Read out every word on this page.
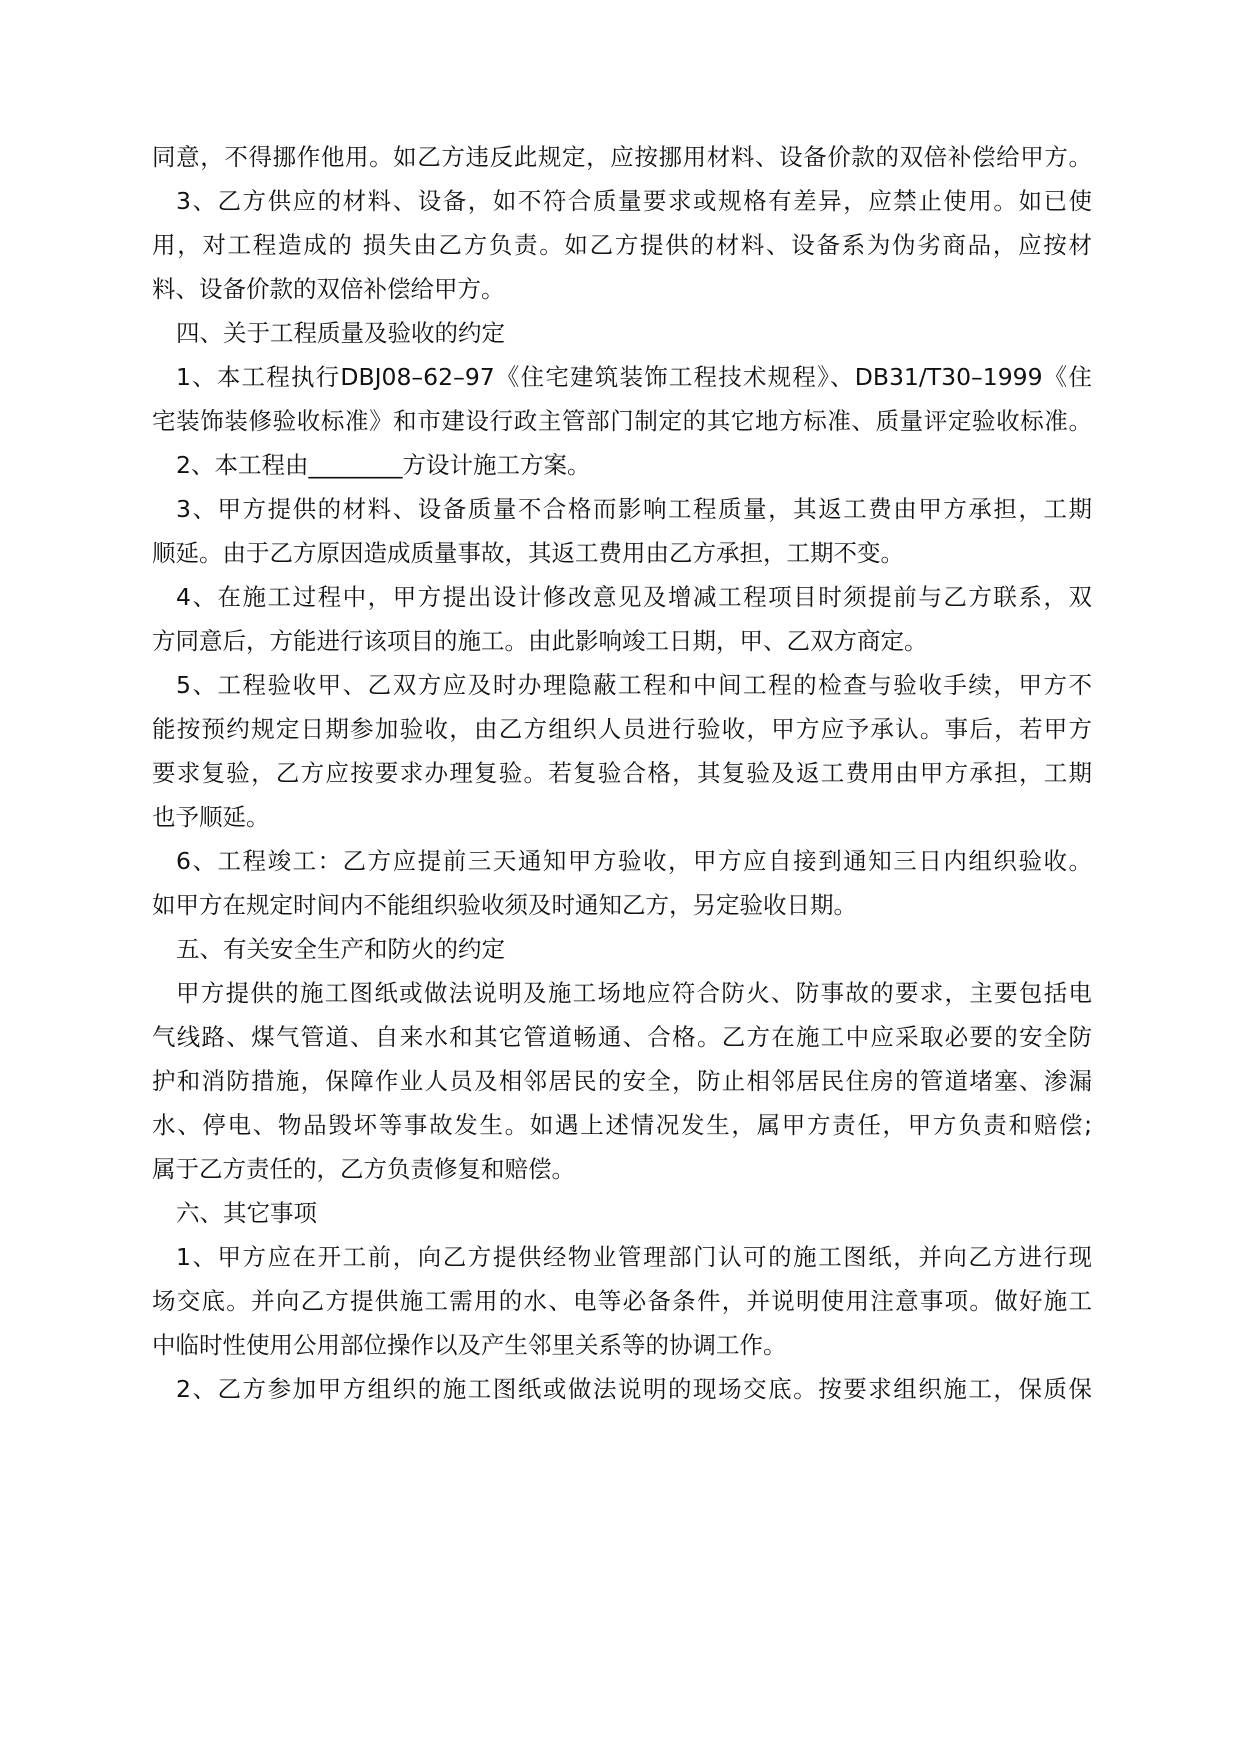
同意，不得挪作他用。如乙方违反此规定，应按挪用材料、设备价款的双倍补偿给甲方。
3、乙方供应的材料、设备，如不符合质量要求或规格有差异，应禁止使用。如已使
用，对工程造成的 损失由乙方负责。如乙方提供的材料、设备系为伪劣商品，应按材
料、设备价款的双倍补偿给甲方。
四、关于工程质量及验收的约定
1、本工程执行DBJ08–62–97《住宅建筑装饰工程技术规程》、DB31/T30–1999《住
宅装饰装修验收标准》和市建设行政主管部门制定的其它地方标准、质量评定验收标准。
2、本工程由________方设计施工方案。
3、甲方提供的材料、设备质量不合格而影响工程质量，其返工费由甲方承担，工期
顺延。由于乙方原因造成质量事故，其返工费用由乙方承担，工期不变。
4、在施工过程中，甲方提出设计修改意见及增减工程项目时须提前与乙方联系，双
方同意后，方能进行该项目的施工。由此影响竣工日期，甲、乙双方商定。
5、工程验收甲、乙双方应及时办理隐蔽工程和中间工程的检查与验收手续，甲方不
能按预约规定日期参加验收，由乙方组织人员进行验收，甲方应予承认。事后，若甲方
要求复验，乙方应按要求办理复验。若复验合格，其复验及返工费用由甲方承担，工期
也予顺延。
6、工程竣工：乙方应提前三天通知甲方验收，甲方应自接到通知三日内组织验收。
如甲方在规定时间内不能组织验收须及时通知乙方，另定验收日期。
五、有关安全生产和防火的约定
甲方提供的施工图纸或做法说明及施工场地应符合防火、防事故的要求，主要包括电
气线路、煤气管道、自来水和其它管道畅通、合格。乙方在施工中应采取必要的安全防
护和消防措施，保障作业人员及相邻居民的安全，防止相邻居民住房的管道堵塞、渗漏
水、停电、物品毁坏等事故发生。如遇上述情况发生，属甲方责任，甲方负责和赔偿;
属于乙方责任的，乙方负责修复和赔偿。
六、其它事项
1、甲方应在开工前，向乙方提供经物业管理部门认可的施工图纸，并向乙方进行现
场交底。并向乙方提供施工需用的水、电等必备条件，并说明使用注意事项。做好施工
中临时性使用公用部位操作以及产生邻里关系等的协调工作。
2、乙方参加甲方组织的施工图纸或做法说明的现场交底。按要求组织施工，保质保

EXERCISE GOAL →
Find the word "设备价款的双倍补偿给甲方" in the records and pull out each line that has it.

EXERCISE SOLUTION →
同意，不得挪作他用。如乙方违反此规定，应按挪用材料、设备价款的双倍补偿给甲方。
料、设备价款的双倍补偿给甲方。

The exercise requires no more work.